◆ **GOAL OF THE EXERCISE**: Take down each entry exactly as written.

***** DATASET *****

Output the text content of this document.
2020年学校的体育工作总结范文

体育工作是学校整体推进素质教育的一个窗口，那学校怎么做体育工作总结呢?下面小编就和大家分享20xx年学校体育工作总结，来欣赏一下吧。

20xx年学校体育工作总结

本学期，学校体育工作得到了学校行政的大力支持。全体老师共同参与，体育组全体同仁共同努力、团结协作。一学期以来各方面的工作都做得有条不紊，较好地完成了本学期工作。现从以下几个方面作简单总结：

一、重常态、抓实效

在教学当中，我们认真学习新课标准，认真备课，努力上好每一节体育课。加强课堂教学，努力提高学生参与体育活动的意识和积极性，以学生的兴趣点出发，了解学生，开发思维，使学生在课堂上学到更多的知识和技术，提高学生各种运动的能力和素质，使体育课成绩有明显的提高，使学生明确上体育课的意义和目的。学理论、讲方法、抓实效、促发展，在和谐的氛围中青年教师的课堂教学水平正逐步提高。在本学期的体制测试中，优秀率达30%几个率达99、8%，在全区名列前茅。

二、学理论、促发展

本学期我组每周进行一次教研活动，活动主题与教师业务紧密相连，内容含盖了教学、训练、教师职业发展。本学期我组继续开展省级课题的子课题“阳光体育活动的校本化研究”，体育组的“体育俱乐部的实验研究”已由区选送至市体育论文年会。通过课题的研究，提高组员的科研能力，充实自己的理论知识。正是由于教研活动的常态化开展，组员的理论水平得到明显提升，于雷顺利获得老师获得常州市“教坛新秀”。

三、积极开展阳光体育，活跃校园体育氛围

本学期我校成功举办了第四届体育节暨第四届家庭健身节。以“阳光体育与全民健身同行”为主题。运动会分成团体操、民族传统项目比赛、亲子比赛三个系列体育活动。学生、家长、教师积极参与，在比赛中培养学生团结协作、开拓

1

*****

◆ **ANSWER IN FULL**:
Output the text content of this document.
2020年学校的体育工作总结范文

体育工作是学校整体推进素质教育的一个窗口，那学校怎么做体育工作总结呢?下面小编就和大家分享20xx年学校体育工作总结，来欣赏一下吧。

20xx年学校体育工作总结

本学期，学校体育工作得到了学校行政的大力支持。全体老师共同参与，体育组全体同仁共同努力、团结协作。一学期以来各方面的工作都做得有条不紊，较好地完成了本学期工作。现从以下几个方面作简单总结：

一、重常态、抓实效

在教学当中，我们认真学习新课标准，认真备课，努力上好每一节体育课。加强课堂教学，努力提高学生参与体育活动的意识和积极性，以学生的兴趣点出发，了解学生，开发思维，使学生在课堂上学到更多的知识和技术，提高学生各种运动的能力和素质，使体育课成绩有明显的提高，使学生明确上体育课的意义和目的。学理论、讲方法、抓实效、促发展，在和谐的氛围中青年教师的课堂教学水平正逐步提高。在本学期的体制测试中，优秀率达30%几个率达99、8%，在全区名列前茅。

二、学理论、促发展

本学期我组每周进行一次教研活动，活动主题与教师业务紧密相连，内容含盖了教学、训练、教师职业发展。本学期我组继续开展省级课题的子课题“阳光体育活动的校本化研究”，体育组的“体育俱乐部的实验研究”已由区选送至市体育论文年会。通过课题的研究，提高组员的科研能力，充实自己的理论知识。正是由于教研活动的常态化开展，组员的理论水平得到明显提升，于雷顺利获得老师获得常州市“教坛新秀”。

三、积极开展阳光体育，活跃校园体育氛围

本学期我校成功举办了第四届体育节暨第四届家庭健身节。以“阳光体育与全民健身同行”为主题。运动会分成团体操、民族传统项目比赛、亲子比赛三个系列体育活动。学生、家长、教师积极参与，在比赛中培养学生团结协作、开拓

1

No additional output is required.